Problem description: Your task is to extract every line from the material below exactly.
◆ ◆ ◆ ◆ ◆
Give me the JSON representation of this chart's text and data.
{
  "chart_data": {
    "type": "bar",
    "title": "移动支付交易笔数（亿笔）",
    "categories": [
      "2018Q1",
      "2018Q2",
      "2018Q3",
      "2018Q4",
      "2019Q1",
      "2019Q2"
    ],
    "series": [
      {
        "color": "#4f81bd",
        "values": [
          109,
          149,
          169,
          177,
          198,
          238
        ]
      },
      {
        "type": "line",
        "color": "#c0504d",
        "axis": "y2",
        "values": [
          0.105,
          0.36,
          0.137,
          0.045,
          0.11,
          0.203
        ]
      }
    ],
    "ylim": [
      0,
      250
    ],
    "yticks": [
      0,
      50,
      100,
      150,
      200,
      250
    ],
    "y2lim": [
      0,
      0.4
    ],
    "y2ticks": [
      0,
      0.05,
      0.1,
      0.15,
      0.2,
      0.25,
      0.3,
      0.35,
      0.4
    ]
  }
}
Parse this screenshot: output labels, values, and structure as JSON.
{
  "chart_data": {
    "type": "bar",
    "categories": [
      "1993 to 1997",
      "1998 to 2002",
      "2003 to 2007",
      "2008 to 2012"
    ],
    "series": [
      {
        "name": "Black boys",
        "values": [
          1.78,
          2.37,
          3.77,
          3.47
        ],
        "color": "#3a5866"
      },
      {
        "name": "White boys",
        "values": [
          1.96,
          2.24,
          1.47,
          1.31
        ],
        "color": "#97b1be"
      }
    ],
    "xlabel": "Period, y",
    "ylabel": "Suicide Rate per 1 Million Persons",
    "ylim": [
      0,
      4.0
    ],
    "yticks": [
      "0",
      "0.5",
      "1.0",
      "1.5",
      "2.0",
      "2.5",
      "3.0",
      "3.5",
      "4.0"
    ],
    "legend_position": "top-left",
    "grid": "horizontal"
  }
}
◆ ◆ ◆ ◆ ◆
Answer to the task:
Give me the JSON representation of this chart's text and data.
{
  "chart_data": {
    "type": "bar",
    "title": "移动支付交易笔数（亿笔）",
    "categories": [
      "2018Q1",
      "2018Q2",
      "2018Q3",
      "2018Q4",
      "2019Q1",
      "2019Q2"
    ],
    "series": [
      {
        "color": "#4f81bd",
        "values": [
          109,
          149,
          169,
          177,
          198,
          238
        ]
      },
      {
        "type": "line",
        "color": "#c0504d",
        "axis": "y2",
        "values": [
          0.105,
          0.36,
          0.137,
          0.045,
          0.11,
          0.203
        ]
      }
    ],
    "ylim": [
      0,
      250
    ],
    "yticks": [
      0,
      50,
      100,
      150,
      200,
      250
    ],
    "y2lim": [
      0,
      0.4
    ],
    "y2ticks": [
      0,
      0.05,
      0.1,
      0.15,
      0.2,
      0.25,
      0.3,
      0.35,
      0.4
    ]
  }
}
Parse this screenshot: output labels, values, and structure as JSON.
{
  "chart_data": {
    "type": "bar",
    "categories": [
      "1993 to 1997",
      "1998 to 2002",
      "2003 to 2007",
      "2008 to 2012"
    ],
    "series": [
      {
        "name": "Black boys",
        "values": [
          1.78,
          2.37,
          3.77,
          3.47
        ],
        "color": "#3a5866"
      },
      {
        "name": "White boys",
        "values": [
          1.96,
          2.24,
          1.47,
          1.31
        ],
        "color": "#97b1be"
      }
    ],
    "xlabel": "Period, y",
    "ylabel": "Suicide Rate per 1 Million Persons",
    "ylim": [
      0,
      4.0
    ],
    "yticks": [
      "0",
      "0.5",
      "1.0",
      "1.5",
      "2.0",
      "2.5",
      "3.0",
      "3.5",
      "4.0"
    ],
    "legend_position": "top-left",
    "grid": "horizontal"
  }
}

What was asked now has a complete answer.